Problem statement >> Filter the data below for the string "this" and copy each matching line.

--- START Records provided ---

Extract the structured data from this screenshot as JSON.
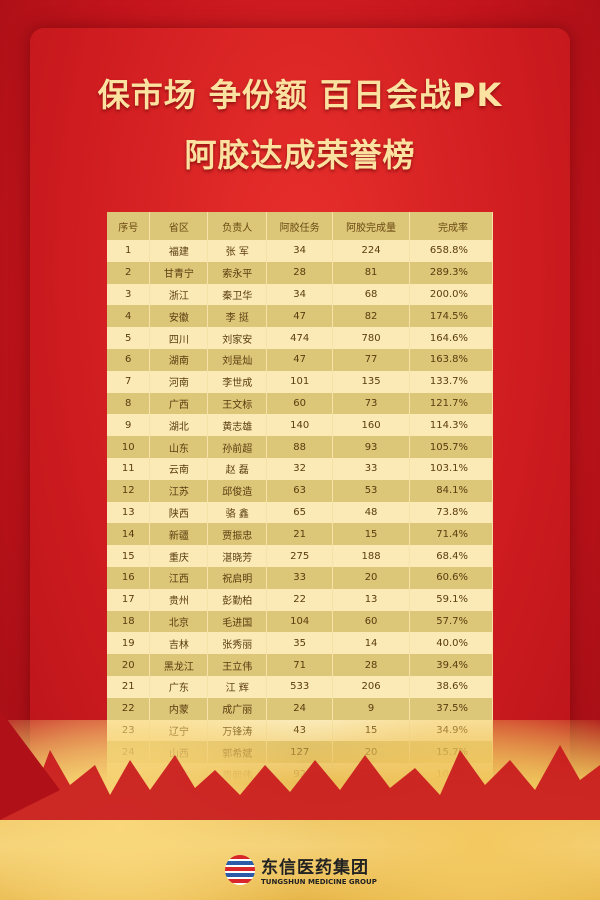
{
  "title": {
    "line1": "保市场 争份额 百日会战PK",
    "line2": "阿胶达成荣誉榜"
  },
  "table": {
    "headers": [
      "序号",
      "省区",
      "负责人",
      "阿胶任务",
      "阿胶完成量",
      "完成率"
    ],
    "rows": [
      [
        "1",
        "福建",
        "张 军",
        "34",
        "224",
        "658.8%"
      ],
      [
        "2",
        "甘青宁",
        "索永平",
        "28",
        "81",
        "289.3%"
      ],
      [
        "3",
        "浙江",
        "秦卫华",
        "34",
        "68",
        "200.0%"
      ],
      [
        "4",
        "安徽",
        "李 挺",
        "47",
        "82",
        "174.5%"
      ],
      [
        "5",
        "四川",
        "刘家安",
        "474",
        "780",
        "164.6%"
      ],
      [
        "6",
        "湖南",
        "刘是灿",
        "47",
        "77",
        "163.8%"
      ],
      [
        "7",
        "河南",
        "李世成",
        "101",
        "135",
        "133.7%"
      ],
      [
        "8",
        "广西",
        "王文标",
        "60",
        "73",
        "121.7%"
      ],
      [
        "9",
        "湖北",
        "黄志雄",
        "140",
        "160",
        "114.3%"
      ],
      [
        "10",
        "山东",
        "孙前超",
        "88",
        "93",
        "105.7%"
      ],
      [
        "11",
        "云南",
        "赵 磊",
        "32",
        "33",
        "103.1%"
      ],
      [
        "12",
        "江苏",
        "邱俊造",
        "63",
        "53",
        "84.1%"
      ],
      [
        "13",
        "陕西",
        "骆 鑫",
        "65",
        "48",
        "73.8%"
      ],
      [
        "14",
        "新疆",
        "贾振忠",
        "21",
        "15",
        "71.4%"
      ],
      [
        "15",
        "重庆",
        "湛晓芳",
        "275",
        "188",
        "68.4%"
      ],
      [
        "16",
        "江西",
        "祝启明",
        "33",
        "20",
        "60.6%"
      ],
      [
        "17",
        "贵州",
        "彭勤柏",
        "22",
        "13",
        "59.1%"
      ],
      [
        "18",
        "北京",
        "毛进国",
        "104",
        "60",
        "57.7%"
      ],
      [
        "19",
        "吉林",
        "张秀丽",
        "35",
        "14",
        "40.0%"
      ],
      [
        "20",
        "黑龙江",
        "王立伟",
        "71",
        "28",
        "39.4%"
      ],
      [
        "21",
        "广东",
        "江 辉",
        "533",
        "206",
        "38.6%"
      ],
      [
        "22",
        "内蒙",
        "成广丽",
        "24",
        "9",
        "37.5%"
      ],
      [
        "23",
        "辽宁",
        "万锋涛",
        "43",
        "15",
        "34.9%"
      ],
      [
        "24",
        "山西",
        "郭希斌",
        "127",
        "20",
        "15.7%"
      ],
      [
        "25",
        "河北",
        "周朝伟",
        "92",
        "10",
        "10.9%"
      ]
    ]
  },
  "logo": {
    "cn": "东信医药集团",
    "en": "TUNGSHUN MEDICINE GROUP"
  }
}
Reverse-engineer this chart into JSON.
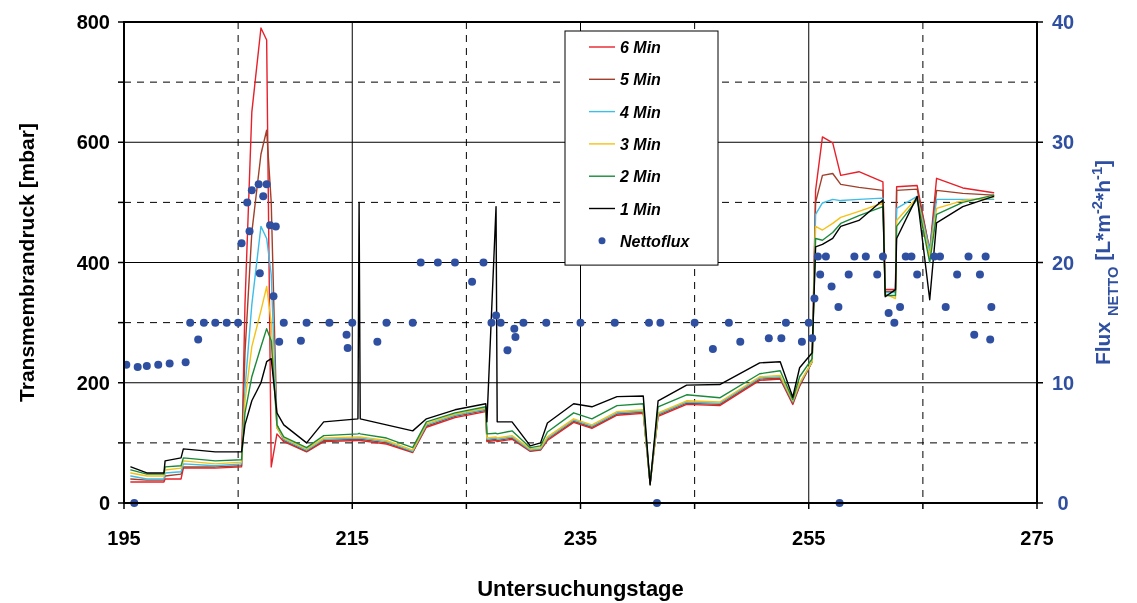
{
  "chart_data": {
    "type": "line",
    "xlabel": "Untersuchungstage",
    "ylabel": "Transmembrandruck   [mbar]",
    "y2label": "Flux $_{NETTO}$  [L*m$^{-2}$*h$^{-1}$]",
    "xlim": [
      195,
      275
    ],
    "xticks": [
      195,
      {
        "value": 205,
        "label": null
      },
      215,
      {
        "value": 225,
        "label": null
      },
      235,
      {
        "value": 245,
        "label": null
      },
      255,
      {
        "value": 265,
        "label": null
      },
      275
    ],
    "ylim": [
      0,
      800
    ],
    "yticks": [
      0,
      {
        "value": 100,
        "label": null
      },
      200,
      {
        "value": 300,
        "label": null
      },
      400,
      {
        "value": 500,
        "label": null
      },
      600,
      {
        "value": 700,
        "label": null
      },
      800
    ],
    "y2lim": [
      0,
      40
    ],
    "y2ticks": [
      0,
      10,
      20,
      30,
      40
    ],
    "grid": true,
    "legend": "top",
    "line_style": "solid",
    "x": [
      195.6,
      197.0,
      198.5,
      198.6,
      200.0,
      200.2,
      203.0,
      205.3,
      205.6,
      206.2,
      207.0,
      207.5,
      207.9,
      208.4,
      209.0,
      211.0,
      212.5,
      215.5,
      215.6,
      215.7,
      218.0,
      220.3,
      221.5,
      224.0,
      226.7,
      226.8,
      227.6,
      227.7,
      229.0,
      230.6,
      231.5,
      232.1,
      234.4,
      236.0,
      238.2,
      240.5,
      241.1,
      241.8,
      244.3,
      247.2,
      250.7,
      252.5,
      253.6,
      254.2,
      255.3,
      255.6,
      256.2,
      257.1,
      257.8,
      259.4,
      261.5,
      261.7,
      262.6,
      262.7,
      264.5,
      265.6,
      266.2,
      268.5,
      271.2
    ],
    "series": [
      {
        "name": "6 Min",
        "color": "#e8202a",
        "values": [
          35,
          35,
          35,
          40,
          40,
          58,
          58,
          60,
          330,
          650,
          790,
          770,
          60,
          115,
          102,
          85,
          102,
          104,
          104,
          104,
          98,
          84,
          126,
          142,
          152,
          102,
          104,
          102,
          106,
          86,
          88,
          104,
          134,
          124,
          146,
          149,
          32,
          144,
          164,
          162,
          204,
          206,
          164,
          194,
          235,
          520,
          609,
          599,
          545,
          551,
          534,
          355,
          355,
          526,
          528,
          420,
          540,
          524,
          516
        ]
      },
      {
        "name": "5 Min",
        "color": "#a0402a",
        "values": [
          40,
          38,
          38,
          45,
          48,
          60,
          60,
          62,
          250,
          450,
          580,
          620,
          500,
          130,
          104,
          86,
          104,
          106,
          106,
          106,
          100,
          85,
          128,
          144,
          154,
          104,
          106,
          104,
          108,
          87,
          89,
          106,
          136,
          126,
          148,
          151,
          32,
          146,
          166,
          164,
          206,
          208,
          166,
          196,
          235,
          500,
          545,
          548,
          530,
          525,
          520,
          352,
          352,
          520,
          522,
          420,
          520,
          515,
          512
        ]
      },
      {
        "name": "4 Min",
        "color": "#3dbde8",
        "values": [
          45,
          40,
          40,
          50,
          52,
          65,
          62,
          65,
          190,
          330,
          460,
          440,
          380,
          125,
          106,
          88,
          106,
          108,
          108,
          108,
          102,
          86,
          130,
          146,
          156,
          106,
          108,
          106,
          110,
          88,
          90,
          108,
          138,
          128,
          150,
          153,
          32,
          148,
          168,
          166,
          208,
          210,
          168,
          198,
          235,
          480,
          499,
          505,
          503,
          505,
          507,
          350,
          350,
          490,
          510,
          420,
          505,
          505,
          505
        ]
      },
      {
        "name": "3 Min",
        "color": "#f5c116",
        "values": [
          50,
          45,
          45,
          55,
          58,
          70,
          65,
          68,
          170,
          260,
          320,
          360,
          300,
          125,
          108,
          90,
          108,
          110,
          110,
          110,
          104,
          88,
          132,
          148,
          158,
          108,
          110,
          108,
          112,
          90,
          92,
          110,
          140,
          130,
          152,
          155,
          32,
          150,
          170,
          168,
          210,
          212,
          170,
          200,
          235,
          460,
          454,
          465,
          475,
          485,
          499,
          348,
          340,
          470,
          508,
          410,
          490,
          503,
          508
        ]
      },
      {
        "name": "2 Min",
        "color": "#1a8a3a",
        "values": [
          55,
          48,
          48,
          60,
          62,
          75,
          70,
          72,
          150,
          210,
          260,
          290,
          270,
          130,
          110,
          92,
          112,
          115,
          116,
          115,
          108,
          92,
          135,
          150,
          160,
          115,
          116,
          115,
          120,
          92,
          95,
          118,
          150,
          140,
          162,
          165,
          32,
          160,
          180,
          175,
          215,
          220,
          172,
          210,
          240,
          440,
          437,
          450,
          465,
          478,
          493,
          345,
          345,
          460,
          505,
          400,
          480,
          500,
          512
        ]
      },
      {
        "name": "1 Min",
        "color": "#000000",
        "values": [
          60,
          50,
          50,
          70,
          75,
          90,
          85,
          85,
          130,
          170,
          200,
          235,
          240,
          150,
          130,
          100,
          135,
          140,
          500,
          140,
          130,
          120,
          140,
          155,
          165,
          135,
          493,
          135,
          135,
          95,
          100,
          133,
          165,
          160,
          177,
          178,
          30,
          170,
          196,
          197,
          233,
          235,
          176,
          225,
          250,
          426,
          430,
          440,
          460,
          470,
          504,
          343,
          355,
          440,
          510,
          338,
          466,
          493,
          510
        ]
      },
      {
        "name": "Nettoflux",
        "type": "scatter",
        "axis": "y2",
        "marker": "circle",
        "color": "#2f4fa0",
        "x": [
          195.2,
          195.9,
          196.2,
          197.0,
          198.0,
          199.0,
          200.4,
          200.8,
          201.5,
          202.0,
          203.0,
          204.0,
          205.0,
          205.3,
          205.8,
          206.0,
          206.2,
          206.8,
          206.9,
          207.2,
          207.5,
          207.8,
          208.1,
          208.3,
          208.6,
          209.0,
          210.5,
          211.0,
          213.0,
          214.5,
          214.6,
          215.0,
          217.2,
          218.0,
          220.3,
          221.0,
          222.5,
          224.0,
          225.5,
          226.5,
          227.2,
          227.6,
          228.0,
          228.6,
          229.2,
          229.3,
          230.0,
          232.0,
          235.0,
          238.0,
          241.0,
          241.7,
          242.0,
          245.0,
          246.6,
          248.0,
          249.0,
          251.5,
          252.6,
          253.0,
          254.4,
          255.0,
          255.3,
          255.5,
          255.8,
          256.0,
          256.5,
          257.0,
          257.6,
          257.7,
          258.5,
          259.0,
          260.0,
          261.0,
          261.5,
          262.0,
          262.5,
          263.0,
          263.5,
          264.0,
          264.5,
          266.0,
          266.5,
          267.0,
          268.0,
          269.0,
          269.5,
          270.0,
          270.5,
          270.9,
          271.0
        ],
        "values": [
          11.5,
          0,
          11.3,
          11.4,
          11.5,
          11.6,
          11.7,
          15,
          13.6,
          15,
          15,
          15,
          15,
          21.6,
          25,
          22.6,
          26,
          26.5,
          19.1,
          25.5,
          26.5,
          23.1,
          17.2,
          23,
          13.4,
          15,
          13.5,
          15,
          15,
          14,
          12.9,
          15,
          13.4,
          15,
          15,
          20,
          20,
          20,
          18.4,
          20,
          15,
          15.6,
          15,
          12.7,
          14.5,
          13.8,
          15,
          15,
          15,
          15,
          15,
          0,
          15,
          15,
          12.8,
          15,
          13.4,
          13.7,
          13.7,
          15,
          13.4,
          15,
          13.7,
          17,
          20.5,
          19,
          20.5,
          18,
          16.3,
          0,
          19,
          20.5,
          20.5,
          19,
          20.5,
          15.8,
          15,
          16.3,
          20.5,
          20.5,
          19,
          20.5,
          20.5,
          16.3,
          19,
          20.5,
          14,
          19,
          20.5,
          13.6,
          16.3
        ]
      }
    ]
  }
}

--- END Records provided ---

Reply to the task >>
Extract the structured data from this screenshot as JSON.
Reverse-engineer this chart into JSON.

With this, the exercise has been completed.